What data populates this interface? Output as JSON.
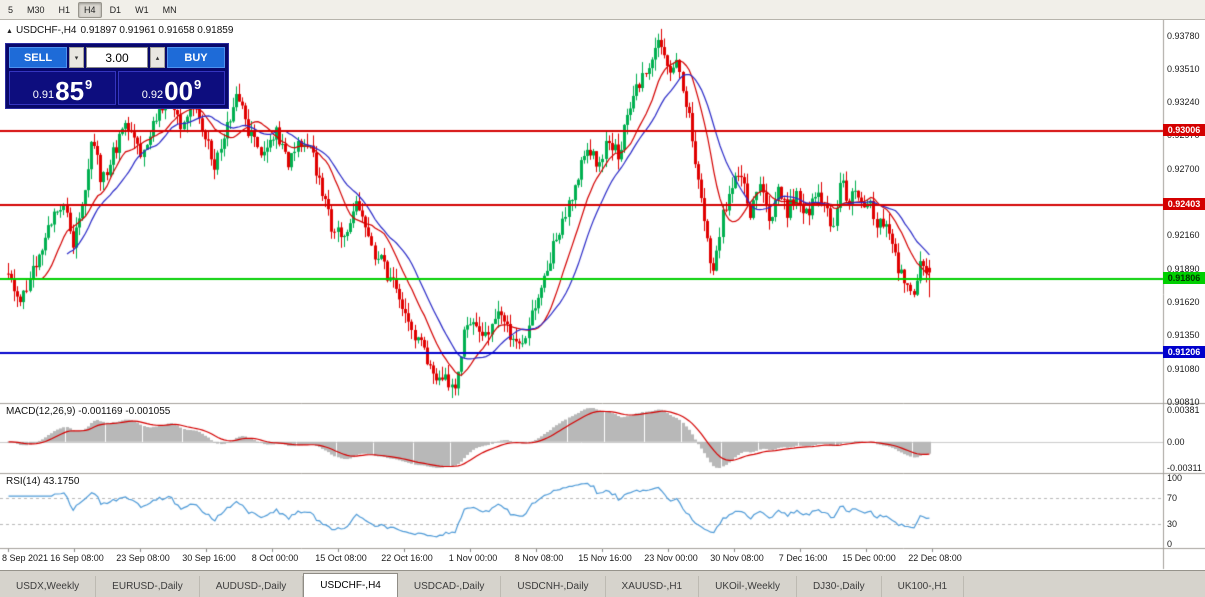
{
  "toolbar": {
    "timeframes": [
      {
        "label": "5",
        "active": false
      },
      {
        "label": "M30",
        "active": false
      },
      {
        "label": "H1",
        "active": false
      },
      {
        "label": "H4",
        "active": true
      },
      {
        "label": "D1",
        "active": false
      },
      {
        "label": "W1",
        "active": false
      },
      {
        "label": "MN",
        "active": false
      }
    ]
  },
  "chart_header": {
    "arrow": "▲",
    "symbol": "USDCHF-,H4",
    "ohlc": "0.91897 0.91961 0.91658 0.91859"
  },
  "trade_panel": {
    "sell_label": "SELL",
    "buy_label": "BUY",
    "volume": "3.00",
    "spin_down": "▾",
    "spin_up": "▴",
    "bid": {
      "prefix": "0.91",
      "big": "85",
      "sup": "9"
    },
    "ask": {
      "prefix": "0.92",
      "big": "00",
      "sup": "9"
    }
  },
  "price_axis": {
    "labels": [
      "0.93780",
      "0.93510",
      "0.93240",
      "0.92970",
      "0.92700",
      "0.92430",
      "0.92160",
      "0.91890",
      "0.91620",
      "0.91350",
      "0.91080",
      "0.90810"
    ]
  },
  "time_axis": {
    "labels": [
      "8 Sep 2021",
      "16 Sep 08:00",
      "23 Sep 08:00",
      "30 Sep 16:00",
      "8 Oct 00:00",
      "15 Oct 08:00",
      "22 Oct 16:00",
      "1 Nov 00:00",
      "8 Nov 08:00",
      "15 Nov 16:00",
      "23 Nov 00:00",
      "30 Nov 08:00",
      "7 Dec 16:00",
      "15 Dec 00:00",
      "22 Dec 08:00"
    ]
  },
  "indicators": {
    "macd": {
      "title": "MACD(12,26,9) -0.001169 -0.001055",
      "value_main": -0.001169,
      "value_signal": -0.001055,
      "fast": 12,
      "slow": 26,
      "signal": 9,
      "axis_labels": [
        "0.00381",
        "0.00",
        "-0.00311"
      ],
      "axis_values": [
        0.00381,
        0,
        -0.00311
      ],
      "y_range": [
        -0.0036,
        0.0045
      ],
      "hist_color": "#b8b8b8",
      "signal_color": "#d40000"
    },
    "rsi": {
      "title": "RSI(14) 43.1750",
      "period": 14,
      "current": 43.175,
      "axis_labels": [
        "100",
        "70",
        "30",
        "0"
      ],
      "axis_values": [
        100,
        70,
        30,
        0
      ],
      "levels": [
        70,
        30
      ],
      "line_color": "#4f9bd8"
    }
  },
  "tabs": {
    "items": [
      {
        "label": "USDX,Weekly",
        "active": false
      },
      {
        "label": "EURUSD-,Daily",
        "active": false
      },
      {
        "label": "AUDUSD-,Daily",
        "active": false
      },
      {
        "label": "USDCHF-,H4",
        "active": true
      },
      {
        "label": "USDCAD-,Daily",
        "active": false
      },
      {
        "label": "USDCNH-,Daily",
        "active": false
      },
      {
        "label": "XAUUSD-,H1",
        "active": false
      },
      {
        "label": "UKOil-,Weekly",
        "active": false
      },
      {
        "label": "DJ30-,Daily",
        "active": false
      },
      {
        "label": "UK100-,H1",
        "active": false
      }
    ]
  },
  "chart_data": {
    "type": "candlestick",
    "symbol": "USDCHF-",
    "timeframe": "H4",
    "title": "USDCHF-,H4",
    "ohlc_current": {
      "open": 0.91897,
      "high": 0.91961,
      "low": 0.91658,
      "close": 0.91859
    },
    "y_range": [
      0.90809,
      0.93906
    ],
    "x_range_labels": [
      "8 Sep 2021",
      "22 Dec 08:00"
    ],
    "num_candles": 300,
    "colors": {
      "up": "#00b050",
      "down": "#e00000"
    },
    "moving_averages": [
      {
        "period": 12,
        "color": "#d40000"
      },
      {
        "period": 20,
        "color": "#2a2ac8"
      }
    ],
    "horizontal_lines": [
      {
        "value": 0.93006,
        "label": "0.93006",
        "color": "#d40000",
        "text": "#ffffff"
      },
      {
        "value": 0.92403,
        "label": "0.92403",
        "color": "#d40000",
        "text": "#ffffff"
      },
      {
        "value": 0.91806,
        "label": "0.91806",
        "color": "#00cf00",
        "text": "#003300"
      },
      {
        "value": 0.91206,
        "label": "0.91206",
        "color": "#0000cc",
        "text": "#ffffff"
      }
    ],
    "price_path_keypoints": [
      [
        0.0,
        0.9185
      ],
      [
        0.012,
        0.9163
      ],
      [
        0.03,
        0.9195
      ],
      [
        0.05,
        0.9232
      ],
      [
        0.06,
        0.9246
      ],
      [
        0.07,
        0.9206
      ],
      [
        0.08,
        0.9242
      ],
      [
        0.092,
        0.9298
      ],
      [
        0.102,
        0.9258
      ],
      [
        0.115,
        0.9285
      ],
      [
        0.13,
        0.9308
      ],
      [
        0.145,
        0.9282
      ],
      [
        0.16,
        0.931
      ],
      [
        0.175,
        0.9336
      ],
      [
        0.188,
        0.9305
      ],
      [
        0.2,
        0.9328
      ],
      [
        0.212,
        0.93
      ],
      [
        0.225,
        0.9272
      ],
      [
        0.238,
        0.9305
      ],
      [
        0.25,
        0.933
      ],
      [
        0.262,
        0.93
      ],
      [
        0.275,
        0.9285
      ],
      [
        0.29,
        0.9302
      ],
      [
        0.305,
        0.9272
      ],
      [
        0.315,
        0.9288
      ],
      [
        0.327,
        0.9295
      ],
      [
        0.34,
        0.9252
      ],
      [
        0.352,
        0.9222
      ],
      [
        0.365,
        0.9215
      ],
      [
        0.38,
        0.9242
      ],
      [
        0.395,
        0.9205
      ],
      [
        0.41,
        0.9188
      ],
      [
        0.425,
        0.9162
      ],
      [
        0.445,
        0.913
      ],
      [
        0.465,
        0.9102
      ],
      [
        0.484,
        0.9092
      ],
      [
        0.495,
        0.9135
      ],
      [
        0.505,
        0.9152
      ],
      [
        0.52,
        0.9132
      ],
      [
        0.532,
        0.915
      ],
      [
        0.545,
        0.9135
      ],
      [
        0.558,
        0.9127
      ],
      [
        0.57,
        0.9152
      ],
      [
        0.582,
        0.918
      ],
      [
        0.595,
        0.9215
      ],
      [
        0.608,
        0.924
      ],
      [
        0.618,
        0.9262
      ],
      [
        0.63,
        0.9288
      ],
      [
        0.64,
        0.927
      ],
      [
        0.652,
        0.9296
      ],
      [
        0.662,
        0.9278
      ],
      [
        0.672,
        0.931
      ],
      [
        0.682,
        0.9332
      ],
      [
        0.695,
        0.9352
      ],
      [
        0.706,
        0.9376
      ],
      [
        0.716,
        0.935
      ],
      [
        0.727,
        0.9362
      ],
      [
        0.737,
        0.932
      ],
      [
        0.747,
        0.9268
      ],
      [
        0.757,
        0.922
      ],
      [
        0.766,
        0.9186
      ],
      [
        0.776,
        0.9232
      ],
      [
        0.786,
        0.9258
      ],
      [
        0.796,
        0.9268
      ],
      [
        0.806,
        0.9235
      ],
      [
        0.816,
        0.9258
      ],
      [
        0.826,
        0.9228
      ],
      [
        0.836,
        0.9252
      ],
      [
        0.846,
        0.9235
      ],
      [
        0.856,
        0.9248
      ],
      [
        0.866,
        0.9232
      ],
      [
        0.876,
        0.925
      ],
      [
        0.886,
        0.9238
      ],
      [
        0.896,
        0.9225
      ],
      [
        0.904,
        0.9262
      ],
      [
        0.912,
        0.924
      ],
      [
        0.92,
        0.9252
      ],
      [
        0.928,
        0.9235
      ],
      [
        0.936,
        0.9245
      ],
      [
        0.944,
        0.9222
      ],
      [
        0.952,
        0.9232
      ],
      [
        0.96,
        0.9205
      ],
      [
        0.97,
        0.9182
      ],
      [
        0.98,
        0.9166
      ],
      [
        0.99,
        0.919
      ],
      [
        1.0,
        0.9186
      ]
    ]
  }
}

-=-=-

**YOUR INSTRUCTIONS:**
For the string "Weekly", count the lines of the entries above that include it; answer with the number only.

**WRITTEN ANSWER:**
2